> **Challenge**
Pull every line containing the word "Продавцы" from the records.

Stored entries
· · · ·

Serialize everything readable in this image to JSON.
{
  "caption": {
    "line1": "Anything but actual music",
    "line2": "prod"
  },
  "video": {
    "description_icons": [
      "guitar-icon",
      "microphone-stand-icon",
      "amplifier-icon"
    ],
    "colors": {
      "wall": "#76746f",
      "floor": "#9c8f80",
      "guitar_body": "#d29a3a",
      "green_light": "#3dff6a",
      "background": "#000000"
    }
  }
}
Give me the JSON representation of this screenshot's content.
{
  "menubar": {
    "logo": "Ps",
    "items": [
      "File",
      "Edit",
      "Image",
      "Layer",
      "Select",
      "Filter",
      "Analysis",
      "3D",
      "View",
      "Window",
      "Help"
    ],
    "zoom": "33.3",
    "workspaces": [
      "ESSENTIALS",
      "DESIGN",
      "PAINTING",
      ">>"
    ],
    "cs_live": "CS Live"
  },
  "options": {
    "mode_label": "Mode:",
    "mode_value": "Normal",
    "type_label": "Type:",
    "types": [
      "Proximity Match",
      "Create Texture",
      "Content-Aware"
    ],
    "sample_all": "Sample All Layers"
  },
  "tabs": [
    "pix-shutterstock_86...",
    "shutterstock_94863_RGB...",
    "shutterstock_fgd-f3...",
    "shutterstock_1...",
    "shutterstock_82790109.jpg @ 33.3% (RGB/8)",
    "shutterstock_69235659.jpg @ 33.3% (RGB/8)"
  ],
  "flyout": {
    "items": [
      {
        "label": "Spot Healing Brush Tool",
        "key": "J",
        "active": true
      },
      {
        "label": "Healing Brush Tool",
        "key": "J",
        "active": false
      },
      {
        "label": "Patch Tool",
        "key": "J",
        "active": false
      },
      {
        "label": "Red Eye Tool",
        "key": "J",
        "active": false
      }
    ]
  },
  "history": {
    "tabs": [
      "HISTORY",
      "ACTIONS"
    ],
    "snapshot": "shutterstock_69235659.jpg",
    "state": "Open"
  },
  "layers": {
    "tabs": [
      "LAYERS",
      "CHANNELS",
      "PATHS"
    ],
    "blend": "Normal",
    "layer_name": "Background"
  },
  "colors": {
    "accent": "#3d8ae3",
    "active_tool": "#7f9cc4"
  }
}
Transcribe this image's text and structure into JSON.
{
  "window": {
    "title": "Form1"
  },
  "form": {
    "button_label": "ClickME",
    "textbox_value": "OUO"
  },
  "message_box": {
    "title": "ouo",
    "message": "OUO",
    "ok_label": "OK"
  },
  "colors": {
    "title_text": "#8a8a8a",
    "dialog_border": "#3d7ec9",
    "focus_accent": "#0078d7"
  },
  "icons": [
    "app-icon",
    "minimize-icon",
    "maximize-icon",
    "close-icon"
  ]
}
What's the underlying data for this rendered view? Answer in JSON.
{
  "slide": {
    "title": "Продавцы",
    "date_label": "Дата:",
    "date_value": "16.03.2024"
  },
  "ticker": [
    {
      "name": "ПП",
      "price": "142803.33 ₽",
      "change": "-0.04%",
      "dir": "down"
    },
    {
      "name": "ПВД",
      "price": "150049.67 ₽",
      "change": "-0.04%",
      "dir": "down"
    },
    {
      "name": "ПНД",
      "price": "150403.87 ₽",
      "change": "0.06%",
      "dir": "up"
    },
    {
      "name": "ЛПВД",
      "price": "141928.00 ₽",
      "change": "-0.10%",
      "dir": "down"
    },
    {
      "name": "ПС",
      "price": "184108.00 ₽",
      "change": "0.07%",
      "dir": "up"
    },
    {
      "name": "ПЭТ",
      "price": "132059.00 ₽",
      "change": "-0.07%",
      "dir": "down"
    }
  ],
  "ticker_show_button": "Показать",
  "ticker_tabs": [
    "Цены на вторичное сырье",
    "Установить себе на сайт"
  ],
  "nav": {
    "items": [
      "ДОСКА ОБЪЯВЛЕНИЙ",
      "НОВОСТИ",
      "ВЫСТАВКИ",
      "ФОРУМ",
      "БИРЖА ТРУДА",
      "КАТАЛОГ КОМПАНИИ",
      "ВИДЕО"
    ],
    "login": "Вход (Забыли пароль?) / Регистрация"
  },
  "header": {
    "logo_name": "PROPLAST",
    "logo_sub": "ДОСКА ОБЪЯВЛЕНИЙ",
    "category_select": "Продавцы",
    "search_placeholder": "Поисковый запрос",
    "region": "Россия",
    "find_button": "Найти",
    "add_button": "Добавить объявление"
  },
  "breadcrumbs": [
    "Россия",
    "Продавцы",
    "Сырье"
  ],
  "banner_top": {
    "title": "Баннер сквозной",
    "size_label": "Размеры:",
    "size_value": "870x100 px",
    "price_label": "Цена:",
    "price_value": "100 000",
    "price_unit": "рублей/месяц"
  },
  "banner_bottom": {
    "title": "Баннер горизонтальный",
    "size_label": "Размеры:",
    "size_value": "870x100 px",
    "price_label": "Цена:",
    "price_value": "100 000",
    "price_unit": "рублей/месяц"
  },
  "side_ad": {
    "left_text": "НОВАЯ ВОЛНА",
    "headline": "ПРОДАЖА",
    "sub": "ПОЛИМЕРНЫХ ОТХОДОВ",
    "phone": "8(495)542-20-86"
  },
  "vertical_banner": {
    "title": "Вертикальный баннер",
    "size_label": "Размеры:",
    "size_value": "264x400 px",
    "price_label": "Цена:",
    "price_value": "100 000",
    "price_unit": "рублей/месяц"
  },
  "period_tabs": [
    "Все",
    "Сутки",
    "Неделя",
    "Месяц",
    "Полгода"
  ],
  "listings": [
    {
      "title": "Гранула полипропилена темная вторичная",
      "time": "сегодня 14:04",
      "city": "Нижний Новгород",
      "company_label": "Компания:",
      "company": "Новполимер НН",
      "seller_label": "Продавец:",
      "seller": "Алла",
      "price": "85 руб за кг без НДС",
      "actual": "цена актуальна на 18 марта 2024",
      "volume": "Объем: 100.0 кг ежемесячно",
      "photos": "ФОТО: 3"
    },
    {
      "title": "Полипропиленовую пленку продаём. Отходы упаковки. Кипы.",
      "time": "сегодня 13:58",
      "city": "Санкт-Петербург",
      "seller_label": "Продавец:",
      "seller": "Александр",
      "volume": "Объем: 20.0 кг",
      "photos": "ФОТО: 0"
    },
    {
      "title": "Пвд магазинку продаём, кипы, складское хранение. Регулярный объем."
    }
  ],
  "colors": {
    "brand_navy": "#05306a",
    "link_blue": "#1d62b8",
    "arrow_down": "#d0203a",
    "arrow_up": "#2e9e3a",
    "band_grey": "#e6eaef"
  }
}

· · · ·

> **Response below**
    "title": "Продавцы",
    "category_select": "Продавцы",
    "Продавцы",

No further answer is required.